[Records from a dataset]
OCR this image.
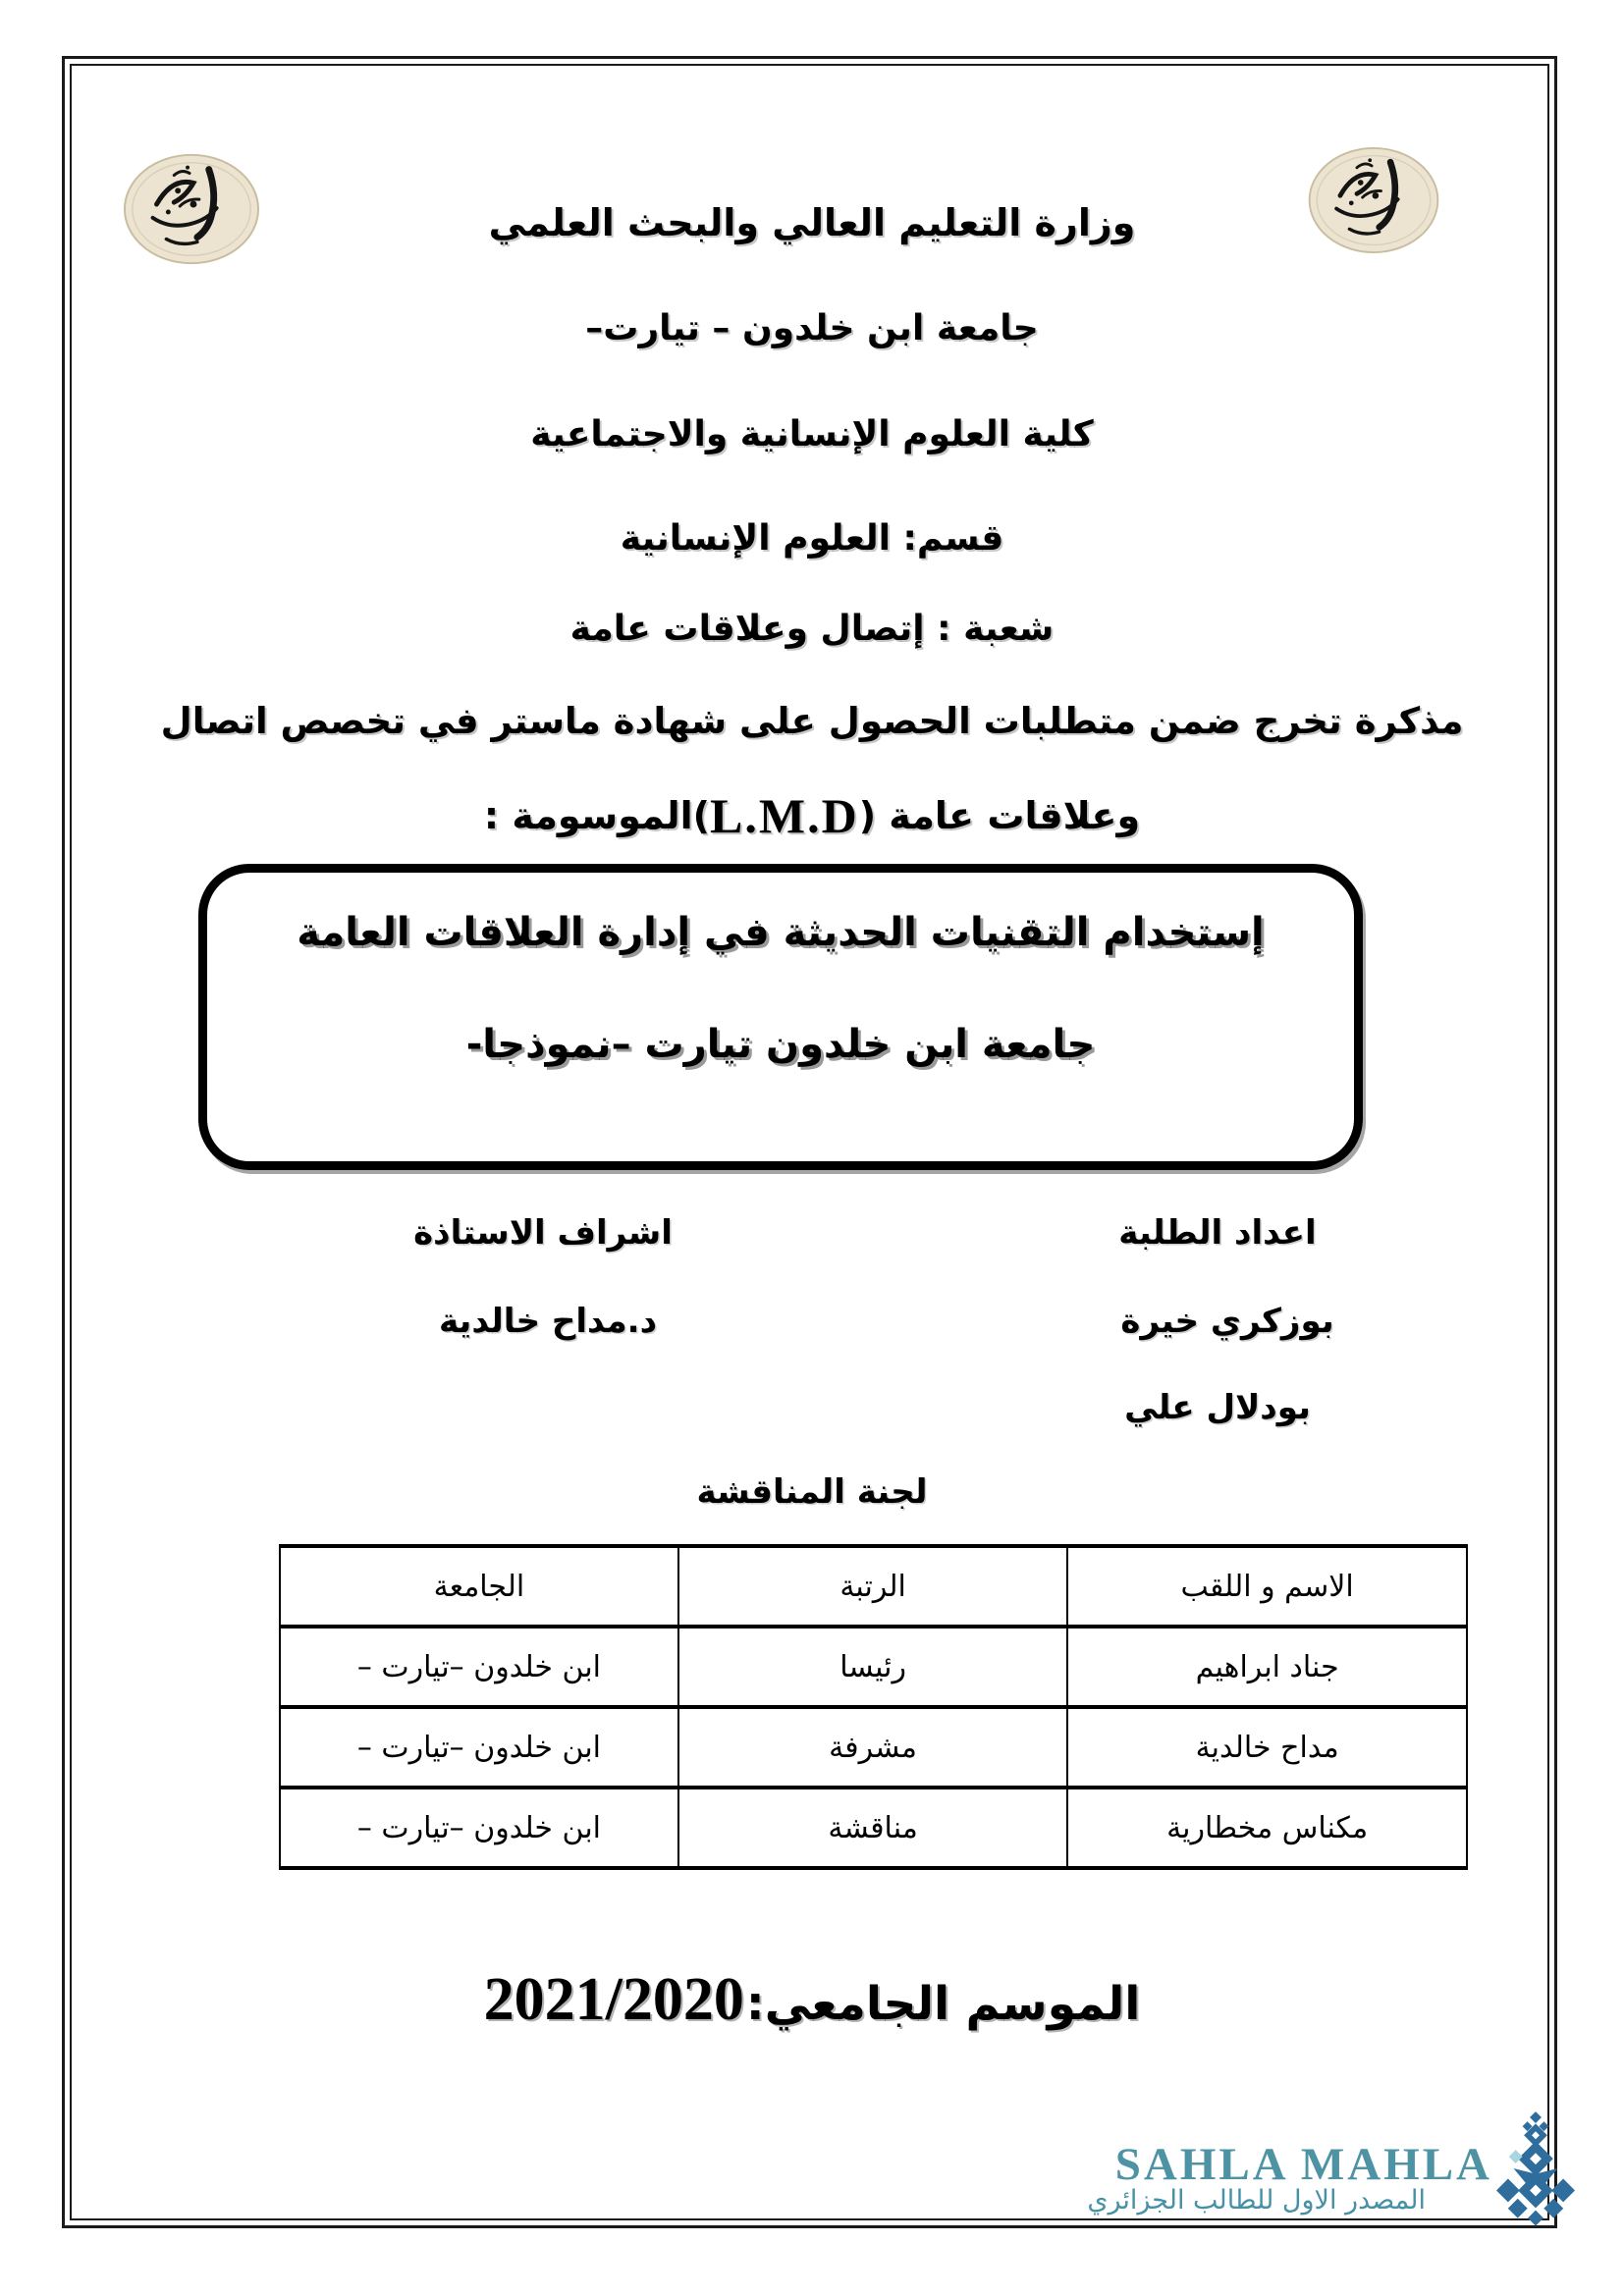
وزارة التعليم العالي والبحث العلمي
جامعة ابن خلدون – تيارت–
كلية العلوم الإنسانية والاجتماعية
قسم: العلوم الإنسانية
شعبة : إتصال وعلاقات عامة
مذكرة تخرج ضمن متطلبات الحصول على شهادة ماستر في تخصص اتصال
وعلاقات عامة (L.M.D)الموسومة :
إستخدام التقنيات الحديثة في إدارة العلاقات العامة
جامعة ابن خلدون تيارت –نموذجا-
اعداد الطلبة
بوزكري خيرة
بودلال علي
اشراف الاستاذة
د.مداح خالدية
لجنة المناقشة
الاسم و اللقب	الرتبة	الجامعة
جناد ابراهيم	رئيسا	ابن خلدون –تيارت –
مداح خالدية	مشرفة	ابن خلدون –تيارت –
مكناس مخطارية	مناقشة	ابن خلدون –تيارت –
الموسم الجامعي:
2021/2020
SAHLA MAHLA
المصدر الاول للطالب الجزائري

Aim of the exercise
Repeat the records above exactly, leaving out the pictures.

Finished exercise
OCR this image.
وزارة التعليم العالي والبحث العلمي
جامعة ابن خلدون – تيارت–
كلية العلوم الإنسانية والاجتماعية
قسم: العلوم الإنسانية
شعبة : إتصال وعلاقات عامة
مذكرة تخرج ضمن متطلبات الحصول على شهادة ماستر في تخصص اتصال
وعلاقات عامة (L.M.D)الموسومة :
إستخدام التقنيات الحديثة في إدارة العلاقات العامة
جامعة ابن خلدون تيارت –نموذجا-
اعداد الطلبة
بوزكري خيرة
بودلال علي
اشراف الاستاذة
د.مداح خالدية
لجنة المناقشة
الاسم و اللقب	الرتبة	الجامعة
جناد ابراهيم	رئيسا	ابن خلدون –تيارت –
مداح خالدية	مشرفة	ابن خلدون –تيارت –
مكناس مخطارية	مناقشة	ابن خلدون –تيارت –
الموسم الجامعي:
2021/2020
SAHLA MAHLA
المصدر الاول للطالب الجزائري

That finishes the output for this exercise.